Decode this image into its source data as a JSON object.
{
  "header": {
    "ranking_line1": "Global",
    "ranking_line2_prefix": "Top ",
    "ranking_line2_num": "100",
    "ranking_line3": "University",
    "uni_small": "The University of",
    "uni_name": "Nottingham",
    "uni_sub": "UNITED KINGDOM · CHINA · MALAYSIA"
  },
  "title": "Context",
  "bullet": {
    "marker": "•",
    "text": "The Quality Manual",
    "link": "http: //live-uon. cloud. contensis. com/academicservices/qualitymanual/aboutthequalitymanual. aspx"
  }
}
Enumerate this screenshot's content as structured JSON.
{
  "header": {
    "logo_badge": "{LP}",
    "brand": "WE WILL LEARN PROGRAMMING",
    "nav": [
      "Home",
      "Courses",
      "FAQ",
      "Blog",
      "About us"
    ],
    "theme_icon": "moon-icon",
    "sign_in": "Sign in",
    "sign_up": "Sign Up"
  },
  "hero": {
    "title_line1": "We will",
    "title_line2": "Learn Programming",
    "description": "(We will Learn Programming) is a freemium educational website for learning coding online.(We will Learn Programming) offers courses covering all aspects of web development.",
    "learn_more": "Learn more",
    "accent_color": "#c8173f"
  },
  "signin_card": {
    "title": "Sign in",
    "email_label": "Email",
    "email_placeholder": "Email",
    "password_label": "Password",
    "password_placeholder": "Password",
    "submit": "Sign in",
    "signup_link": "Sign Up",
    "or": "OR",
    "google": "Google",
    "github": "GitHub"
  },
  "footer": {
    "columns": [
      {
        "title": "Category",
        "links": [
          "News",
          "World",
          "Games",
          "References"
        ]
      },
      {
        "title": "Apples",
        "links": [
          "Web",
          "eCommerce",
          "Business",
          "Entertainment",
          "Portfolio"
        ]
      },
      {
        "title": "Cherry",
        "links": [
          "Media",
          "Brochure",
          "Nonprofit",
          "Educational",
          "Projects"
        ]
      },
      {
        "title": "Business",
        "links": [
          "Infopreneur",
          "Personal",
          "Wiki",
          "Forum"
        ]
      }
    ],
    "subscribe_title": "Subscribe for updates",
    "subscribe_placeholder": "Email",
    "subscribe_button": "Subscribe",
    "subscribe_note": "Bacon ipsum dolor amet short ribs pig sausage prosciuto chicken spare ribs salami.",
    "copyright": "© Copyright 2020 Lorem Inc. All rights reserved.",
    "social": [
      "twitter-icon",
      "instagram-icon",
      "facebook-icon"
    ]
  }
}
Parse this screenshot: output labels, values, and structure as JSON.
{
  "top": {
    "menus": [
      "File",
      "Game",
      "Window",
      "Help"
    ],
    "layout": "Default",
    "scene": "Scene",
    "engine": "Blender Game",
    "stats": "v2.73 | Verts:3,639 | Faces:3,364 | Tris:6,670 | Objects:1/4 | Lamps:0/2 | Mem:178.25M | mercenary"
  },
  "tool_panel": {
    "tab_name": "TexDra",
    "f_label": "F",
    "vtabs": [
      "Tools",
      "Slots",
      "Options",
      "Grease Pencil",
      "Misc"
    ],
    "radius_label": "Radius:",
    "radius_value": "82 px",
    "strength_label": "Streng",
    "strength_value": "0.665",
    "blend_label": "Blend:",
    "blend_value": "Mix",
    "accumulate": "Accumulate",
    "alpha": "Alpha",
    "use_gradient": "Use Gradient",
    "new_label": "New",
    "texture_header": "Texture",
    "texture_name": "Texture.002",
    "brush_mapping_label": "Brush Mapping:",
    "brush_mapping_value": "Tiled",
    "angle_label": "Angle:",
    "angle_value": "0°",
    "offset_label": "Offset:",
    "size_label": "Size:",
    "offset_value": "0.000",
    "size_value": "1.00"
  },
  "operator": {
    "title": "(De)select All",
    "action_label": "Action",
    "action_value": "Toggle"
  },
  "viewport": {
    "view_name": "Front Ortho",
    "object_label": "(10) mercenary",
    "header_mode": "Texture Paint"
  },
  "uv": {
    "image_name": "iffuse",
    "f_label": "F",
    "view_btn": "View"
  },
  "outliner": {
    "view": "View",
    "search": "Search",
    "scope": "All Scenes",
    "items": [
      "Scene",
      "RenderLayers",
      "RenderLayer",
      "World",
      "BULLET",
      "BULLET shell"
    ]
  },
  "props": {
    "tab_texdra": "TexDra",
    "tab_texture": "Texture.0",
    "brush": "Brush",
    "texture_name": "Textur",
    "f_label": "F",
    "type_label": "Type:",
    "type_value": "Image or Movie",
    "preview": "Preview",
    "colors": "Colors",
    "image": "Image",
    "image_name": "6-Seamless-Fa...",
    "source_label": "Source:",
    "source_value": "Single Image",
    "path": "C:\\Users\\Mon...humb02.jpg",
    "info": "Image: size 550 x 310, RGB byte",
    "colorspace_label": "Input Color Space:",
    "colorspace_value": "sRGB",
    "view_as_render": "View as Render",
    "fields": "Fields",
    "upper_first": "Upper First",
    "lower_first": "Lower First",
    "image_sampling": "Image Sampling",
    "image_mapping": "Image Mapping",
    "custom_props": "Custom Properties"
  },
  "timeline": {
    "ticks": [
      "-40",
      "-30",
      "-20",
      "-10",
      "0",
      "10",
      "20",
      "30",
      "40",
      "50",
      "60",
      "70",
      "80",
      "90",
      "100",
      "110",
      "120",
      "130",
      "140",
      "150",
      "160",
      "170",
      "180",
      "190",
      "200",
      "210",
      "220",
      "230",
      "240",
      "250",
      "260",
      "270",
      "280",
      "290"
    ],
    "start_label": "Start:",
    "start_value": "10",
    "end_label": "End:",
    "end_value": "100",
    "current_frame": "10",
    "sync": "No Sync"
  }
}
# # # #
Set down the listing above in full, please, exactly as it appears.

#### [ANSWER TO THIS TASK]
Decode this image into its source data as a JSON object.
{
  "header": {
    "ranking_line1": "Global",
    "ranking_line2_prefix": "Top ",
    "ranking_line2_num": "100",
    "ranking_line3": "University",
    "uni_small": "The University of",
    "uni_name": "Nottingham",
    "uni_sub": "UNITED KINGDOM · CHINA · MALAYSIA"
  },
  "title": "Context",
  "bullet": {
    "marker": "•",
    "text": "The Quality Manual",
    "link": "http: //live-uon. cloud. contensis. com/academicservices/qualitymanual/aboutthequalitymanual. aspx"
  }
}
Enumerate this screenshot's content as structured JSON.
{
  "header": {
    "logo_badge": "{LP}",
    "brand": "WE WILL LEARN PROGRAMMING",
    "nav": [
      "Home",
      "Courses",
      "FAQ",
      "Blog",
      "About us"
    ],
    "theme_icon": "moon-icon",
    "sign_in": "Sign in",
    "sign_up": "Sign Up"
  },
  "hero": {
    "title_line1": "We will",
    "title_line2": "Learn Programming",
    "description": "(We will Learn Programming) is a freemium educational website for learning coding online.(We will Learn Programming) offers courses covering all aspects of web development.",
    "learn_more": "Learn more",
    "accent_color": "#c8173f"
  },
  "signin_card": {
    "title": "Sign in",
    "email_label": "Email",
    "email_placeholder": "Email",
    "password_label": "Password",
    "password_placeholder": "Password",
    "submit": "Sign in",
    "signup_link": "Sign Up",
    "or": "OR",
    "google": "Google",
    "github": "GitHub"
  },
  "footer": {
    "columns": [
      {
        "title": "Category",
        "links": [
          "News",
          "World",
          "Games",
          "References"
        ]
      },
      {
        "title": "Apples",
        "links": [
          "Web",
          "eCommerce",
          "Business",
          "Entertainment",
          "Portfolio"
        ]
      },
      {
        "title": "Cherry",
        "links": [
          "Media",
          "Brochure",
          "Nonprofit",
          "Educational",
          "Projects"
        ]
      },
      {
        "title": "Business",
        "links": [
          "Infopreneur",
          "Personal",
          "Wiki",
          "Forum"
        ]
      }
    ],
    "subscribe_title": "Subscribe for updates",
    "subscribe_placeholder": "Email",
    "subscribe_button": "Subscribe",
    "subscribe_note": "Bacon ipsum dolor amet short ribs pig sausage prosciuto chicken spare ribs salami.",
    "copyright": "© Copyright 2020 Lorem Inc. All rights reserved.",
    "social": [
      "twitter-icon",
      "instagram-icon",
      "facebook-icon"
    ]
  }
}
Parse this screenshot: output labels, values, and structure as JSON.
{
  "top": {
    "menus": [
      "File",
      "Game",
      "Window",
      "Help"
    ],
    "layout": "Default",
    "scene": "Scene",
    "engine": "Blender Game",
    "stats": "v2.73 | Verts:3,639 | Faces:3,364 | Tris:6,670 | Objects:1/4 | Lamps:0/2 | Mem:178.25M | mercenary"
  },
  "tool_panel": {
    "tab_name": "TexDra",
    "f_label": "F",
    "vtabs": [
      "Tools",
      "Slots",
      "Options",
      "Grease Pencil",
      "Misc"
    ],
    "radius_label": "Radius:",
    "radius_value": "82 px",
    "strength_label": "Streng",
    "strength_value": "0.665",
    "blend_label": "Blend:",
    "blend_value": "Mix",
    "accumulate": "Accumulate",
    "alpha": "Alpha",
    "use_gradient": "Use Gradient",
    "new_label": "New",
    "texture_header": "Texture",
    "texture_name": "Texture.002",
    "brush_mapping_label": "Brush Mapping:",
    "brush_mapping_value": "Tiled",
    "angle_label": "Angle:",
    "angle_value": "0°",
    "offset_label": "Offset:",
    "size_label": "Size:",
    "offset_value": "0.000",
    "size_value": "1.00"
  },
  "operator": {
    "title": "(De)select All",
    "action_label": "Action",
    "action_value": "Toggle"
  },
  "viewport": {
    "view_name": "Front Ortho",
    "object_label": "(10) mercenary",
    "header_mode": "Texture Paint"
  },
  "uv": {
    "image_name": "iffuse",
    "f_label": "F",
    "view_btn": "View"
  },
  "outliner": {
    "view": "View",
    "search": "Search",
    "scope": "All Scenes",
    "items": [
      "Scene",
      "RenderLayers",
      "RenderLayer",
      "World",
      "BULLET",
      "BULLET shell"
    ]
  },
  "props": {
    "tab_texdra": "TexDra",
    "tab_texture": "Texture.0",
    "brush": "Brush",
    "texture_name": "Textur",
    "f_label": "F",
    "type_label": "Type:",
    "type_value": "Image or Movie",
    "preview": "Preview",
    "colors": "Colors",
    "image": "Image",
    "image_name": "6-Seamless-Fa...",
    "source_label": "Source:",
    "source_value": "Single Image",
    "path": "C:\\Users\\Mon...humb02.jpg",
    "info": "Image: size 550 x 310, RGB byte",
    "colorspace_label": "Input Color Space:",
    "colorspace_value": "sRGB",
    "view_as_render": "View as Render",
    "fields": "Fields",
    "upper_first": "Upper First",
    "lower_first": "Lower First",
    "image_sampling": "Image Sampling",
    "image_mapping": "Image Mapping",
    "custom_props": "Custom Properties"
  },
  "timeline": {
    "ticks": [
      "-40",
      "-30",
      "-20",
      "-10",
      "0",
      "10",
      "20",
      "30",
      "40",
      "50",
      "60",
      "70",
      "80",
      "90",
      "100",
      "110",
      "120",
      "130",
      "140",
      "150",
      "160",
      "170",
      "180",
      "190",
      "200",
      "210",
      "220",
      "230",
      "240",
      "250",
      "260",
      "270",
      "280",
      "290"
    ],
    "start_label": "Start:",
    "start_value": "10",
    "end_label": "End:",
    "end_value": "100",
    "current_frame": "10",
    "sync": "No Sync"
  }
}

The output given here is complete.